◆ PROBLEM TO SOLVE ◆
List every line below containing "name".

──────── DATA LISTING ────────

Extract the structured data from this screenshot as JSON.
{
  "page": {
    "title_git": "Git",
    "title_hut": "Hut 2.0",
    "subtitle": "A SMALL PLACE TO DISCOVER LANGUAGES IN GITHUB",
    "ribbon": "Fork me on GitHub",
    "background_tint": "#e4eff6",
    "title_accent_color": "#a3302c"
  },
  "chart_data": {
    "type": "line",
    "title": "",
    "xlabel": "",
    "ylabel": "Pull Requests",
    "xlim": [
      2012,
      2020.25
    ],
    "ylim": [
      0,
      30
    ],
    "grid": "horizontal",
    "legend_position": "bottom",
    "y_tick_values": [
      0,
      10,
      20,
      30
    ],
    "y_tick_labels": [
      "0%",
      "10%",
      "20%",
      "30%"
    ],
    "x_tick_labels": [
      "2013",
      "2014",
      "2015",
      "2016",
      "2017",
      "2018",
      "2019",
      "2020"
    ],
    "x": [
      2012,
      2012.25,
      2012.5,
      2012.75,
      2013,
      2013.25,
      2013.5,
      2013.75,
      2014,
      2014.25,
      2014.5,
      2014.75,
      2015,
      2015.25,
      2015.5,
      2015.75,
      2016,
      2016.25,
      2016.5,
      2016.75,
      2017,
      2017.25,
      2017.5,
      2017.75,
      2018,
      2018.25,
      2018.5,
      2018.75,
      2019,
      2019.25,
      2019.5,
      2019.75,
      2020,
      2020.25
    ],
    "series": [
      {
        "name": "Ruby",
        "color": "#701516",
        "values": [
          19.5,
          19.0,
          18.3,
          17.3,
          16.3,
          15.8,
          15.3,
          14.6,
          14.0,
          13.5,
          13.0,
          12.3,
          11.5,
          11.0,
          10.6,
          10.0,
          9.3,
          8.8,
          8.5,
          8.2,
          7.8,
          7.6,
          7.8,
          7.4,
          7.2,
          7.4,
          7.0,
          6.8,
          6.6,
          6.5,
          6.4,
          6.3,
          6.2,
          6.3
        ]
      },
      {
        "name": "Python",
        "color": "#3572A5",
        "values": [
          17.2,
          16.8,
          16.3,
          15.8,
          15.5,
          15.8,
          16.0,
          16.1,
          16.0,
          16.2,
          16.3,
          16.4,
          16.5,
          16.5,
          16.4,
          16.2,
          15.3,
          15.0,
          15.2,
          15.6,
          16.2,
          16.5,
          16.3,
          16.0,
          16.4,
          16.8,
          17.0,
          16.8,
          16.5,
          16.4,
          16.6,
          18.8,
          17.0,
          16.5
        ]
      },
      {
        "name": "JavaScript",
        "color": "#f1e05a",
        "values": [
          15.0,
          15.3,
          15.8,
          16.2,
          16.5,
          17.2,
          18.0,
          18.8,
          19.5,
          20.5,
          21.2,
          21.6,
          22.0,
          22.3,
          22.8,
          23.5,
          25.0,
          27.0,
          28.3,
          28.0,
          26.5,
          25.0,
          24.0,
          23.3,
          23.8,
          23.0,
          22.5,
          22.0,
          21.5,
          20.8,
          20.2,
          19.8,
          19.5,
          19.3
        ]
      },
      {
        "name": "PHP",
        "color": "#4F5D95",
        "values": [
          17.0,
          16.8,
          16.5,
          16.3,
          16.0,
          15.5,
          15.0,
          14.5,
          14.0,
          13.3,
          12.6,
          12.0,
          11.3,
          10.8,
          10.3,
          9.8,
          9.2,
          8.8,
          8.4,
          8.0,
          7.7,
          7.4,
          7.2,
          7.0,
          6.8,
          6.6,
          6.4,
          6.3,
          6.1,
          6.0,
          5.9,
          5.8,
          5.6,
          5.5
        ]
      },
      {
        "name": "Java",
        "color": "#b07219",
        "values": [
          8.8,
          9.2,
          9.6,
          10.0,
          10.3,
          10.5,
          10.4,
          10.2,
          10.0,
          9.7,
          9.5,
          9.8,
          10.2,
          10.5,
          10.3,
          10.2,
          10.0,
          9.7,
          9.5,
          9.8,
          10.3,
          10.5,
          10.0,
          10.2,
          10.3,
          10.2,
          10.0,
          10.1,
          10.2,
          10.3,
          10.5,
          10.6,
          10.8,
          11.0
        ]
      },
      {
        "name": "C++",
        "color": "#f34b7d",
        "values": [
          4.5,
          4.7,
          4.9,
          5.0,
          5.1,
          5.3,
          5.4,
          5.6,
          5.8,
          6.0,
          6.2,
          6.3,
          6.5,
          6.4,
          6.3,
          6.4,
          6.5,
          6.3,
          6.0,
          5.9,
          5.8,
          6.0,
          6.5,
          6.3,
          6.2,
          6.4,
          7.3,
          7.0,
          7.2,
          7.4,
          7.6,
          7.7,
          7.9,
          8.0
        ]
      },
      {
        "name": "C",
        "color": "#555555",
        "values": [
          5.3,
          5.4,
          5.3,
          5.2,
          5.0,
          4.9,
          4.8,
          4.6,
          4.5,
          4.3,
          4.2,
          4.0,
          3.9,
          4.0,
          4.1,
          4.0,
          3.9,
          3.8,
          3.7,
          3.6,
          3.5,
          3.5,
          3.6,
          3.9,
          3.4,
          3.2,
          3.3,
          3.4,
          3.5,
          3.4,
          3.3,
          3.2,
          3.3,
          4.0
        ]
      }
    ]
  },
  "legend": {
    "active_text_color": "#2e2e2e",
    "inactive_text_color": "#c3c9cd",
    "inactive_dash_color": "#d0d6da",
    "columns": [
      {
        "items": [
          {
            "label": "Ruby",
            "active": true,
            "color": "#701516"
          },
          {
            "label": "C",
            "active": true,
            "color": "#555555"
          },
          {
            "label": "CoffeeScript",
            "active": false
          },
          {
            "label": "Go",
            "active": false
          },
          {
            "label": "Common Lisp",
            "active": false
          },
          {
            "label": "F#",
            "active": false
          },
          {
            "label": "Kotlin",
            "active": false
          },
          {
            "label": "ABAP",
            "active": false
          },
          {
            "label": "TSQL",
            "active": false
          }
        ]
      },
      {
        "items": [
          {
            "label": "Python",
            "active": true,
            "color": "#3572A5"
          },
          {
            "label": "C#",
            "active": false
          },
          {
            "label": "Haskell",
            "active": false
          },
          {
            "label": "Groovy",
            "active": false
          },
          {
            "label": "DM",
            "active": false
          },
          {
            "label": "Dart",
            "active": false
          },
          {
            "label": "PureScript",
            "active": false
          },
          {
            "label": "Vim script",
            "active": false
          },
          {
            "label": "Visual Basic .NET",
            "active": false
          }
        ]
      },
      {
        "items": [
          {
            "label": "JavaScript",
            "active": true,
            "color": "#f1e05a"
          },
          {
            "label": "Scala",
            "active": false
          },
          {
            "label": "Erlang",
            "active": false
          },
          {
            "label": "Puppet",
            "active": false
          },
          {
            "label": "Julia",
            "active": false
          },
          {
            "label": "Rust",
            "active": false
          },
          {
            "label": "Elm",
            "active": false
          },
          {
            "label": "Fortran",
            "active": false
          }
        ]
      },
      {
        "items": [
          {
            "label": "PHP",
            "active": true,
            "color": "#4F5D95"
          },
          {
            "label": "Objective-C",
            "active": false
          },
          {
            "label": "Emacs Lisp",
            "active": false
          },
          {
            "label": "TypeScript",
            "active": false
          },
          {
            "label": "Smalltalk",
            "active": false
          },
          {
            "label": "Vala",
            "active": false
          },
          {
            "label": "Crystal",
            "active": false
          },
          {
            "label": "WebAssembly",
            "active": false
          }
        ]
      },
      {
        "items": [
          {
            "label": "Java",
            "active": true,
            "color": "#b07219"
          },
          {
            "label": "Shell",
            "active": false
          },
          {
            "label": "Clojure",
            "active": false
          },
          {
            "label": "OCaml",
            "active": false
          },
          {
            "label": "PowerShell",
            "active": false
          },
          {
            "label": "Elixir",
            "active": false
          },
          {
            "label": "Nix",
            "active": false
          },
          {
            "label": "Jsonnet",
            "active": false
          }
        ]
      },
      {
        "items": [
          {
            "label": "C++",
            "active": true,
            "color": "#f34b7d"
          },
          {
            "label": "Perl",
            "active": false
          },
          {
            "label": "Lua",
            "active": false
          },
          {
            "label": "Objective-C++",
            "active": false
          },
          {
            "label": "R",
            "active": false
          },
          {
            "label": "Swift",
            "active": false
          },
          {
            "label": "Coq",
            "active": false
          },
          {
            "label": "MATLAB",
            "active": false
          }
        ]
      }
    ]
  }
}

────────

◆ RESPONSE TO THE TASK ◆
        "name": "Ruby",
        "name": "Python",
        "name": "JavaScript",
        "name": "PHP",
        "name": "Java",
        "name": "C++",
        "name": "C",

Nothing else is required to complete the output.